┌──

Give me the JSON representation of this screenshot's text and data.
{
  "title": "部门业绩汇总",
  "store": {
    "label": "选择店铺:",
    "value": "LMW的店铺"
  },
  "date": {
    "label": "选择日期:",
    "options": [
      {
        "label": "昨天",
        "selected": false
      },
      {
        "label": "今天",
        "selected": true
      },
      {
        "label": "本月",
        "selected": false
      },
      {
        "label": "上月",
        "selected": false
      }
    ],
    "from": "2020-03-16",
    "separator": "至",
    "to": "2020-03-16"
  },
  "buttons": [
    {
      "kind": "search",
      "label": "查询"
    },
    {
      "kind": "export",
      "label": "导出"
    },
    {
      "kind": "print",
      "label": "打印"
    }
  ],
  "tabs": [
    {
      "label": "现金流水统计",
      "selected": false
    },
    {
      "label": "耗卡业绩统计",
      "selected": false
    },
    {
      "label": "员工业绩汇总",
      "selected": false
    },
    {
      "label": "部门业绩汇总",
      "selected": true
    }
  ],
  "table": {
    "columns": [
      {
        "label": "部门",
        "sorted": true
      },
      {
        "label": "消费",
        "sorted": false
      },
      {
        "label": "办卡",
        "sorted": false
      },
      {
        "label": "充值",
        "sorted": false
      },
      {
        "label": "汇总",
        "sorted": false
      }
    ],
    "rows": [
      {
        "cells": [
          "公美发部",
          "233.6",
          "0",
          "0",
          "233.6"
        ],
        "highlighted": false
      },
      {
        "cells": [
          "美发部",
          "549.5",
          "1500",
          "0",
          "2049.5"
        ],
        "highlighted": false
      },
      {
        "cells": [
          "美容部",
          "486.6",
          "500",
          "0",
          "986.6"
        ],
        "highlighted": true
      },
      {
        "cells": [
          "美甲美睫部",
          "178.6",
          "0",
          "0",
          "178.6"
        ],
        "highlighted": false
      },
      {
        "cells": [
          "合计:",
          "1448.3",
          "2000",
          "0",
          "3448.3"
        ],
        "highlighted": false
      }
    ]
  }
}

└──

What is asked:
Copy out each line exactly as written.

Written solution:
Give me the JSON representation of this screenshot's text and data.
{
  "title": "部门业绩汇总",
  "store": {
    "label": "选择店铺:",
    "value": "LMW的店铺"
  },
  "date": {
    "label": "选择日期:",
    "options": [
      {
        "label": "昨天",
        "selected": false
      },
      {
        "label": "今天",
        "selected": true
      },
      {
        "label": "本月",
        "selected": false
      },
      {
        "label": "上月",
        "selected": false
      }
    ],
    "from": "2020-03-16",
    "separator": "至",
    "to": "2020-03-16"
  },
  "buttons": [
    {
      "kind": "search",
      "label": "查询"
    },
    {
      "kind": "export",
      "label": "导出"
    },
    {
      "kind": "print",
      "label": "打印"
    }
  ],
  "tabs": [
    {
      "label": "现金流水统计",
      "selected": false
    },
    {
      "label": "耗卡业绩统计",
      "selected": false
    },
    {
      "label": "员工业绩汇总",
      "selected": false
    },
    {
      "label": "部门业绩汇总",
      "selected": true
    }
  ],
  "table": {
    "columns": [
      {
        "label": "部门",
        "sorted": true
      },
      {
        "label": "消费",
        "sorted": false
      },
      {
        "label": "办卡",
        "sorted": false
      },
      {
        "label": "充值",
        "sorted": false
      },
      {
        "label": "汇总",
        "sorted": false
      }
    ],
    "rows": [
      {
        "cells": [
          "公美发部",
          "233.6",
          "0",
          "0",
          "233.6"
        ],
        "highlighted": false
      },
      {
        "cells": [
          "美发部",
          "549.5",
          "1500",
          "0",
          "2049.5"
        ],
        "highlighted": false
      },
      {
        "cells": [
          "美容部",
          "486.6",
          "500",
          "0",
          "986.6"
        ],
        "highlighted": true
      },
      {
        "cells": [
          "美甲美睫部",
          "178.6",
          "0",
          "0",
          "178.6"
        ],
        "highlighted": false
      },
      {
        "cells": [
          "合计:",
          "1448.3",
          "2000",
          "0",
          "3448.3"
        ],
        "highlighted": false
      }
    ]
  }
}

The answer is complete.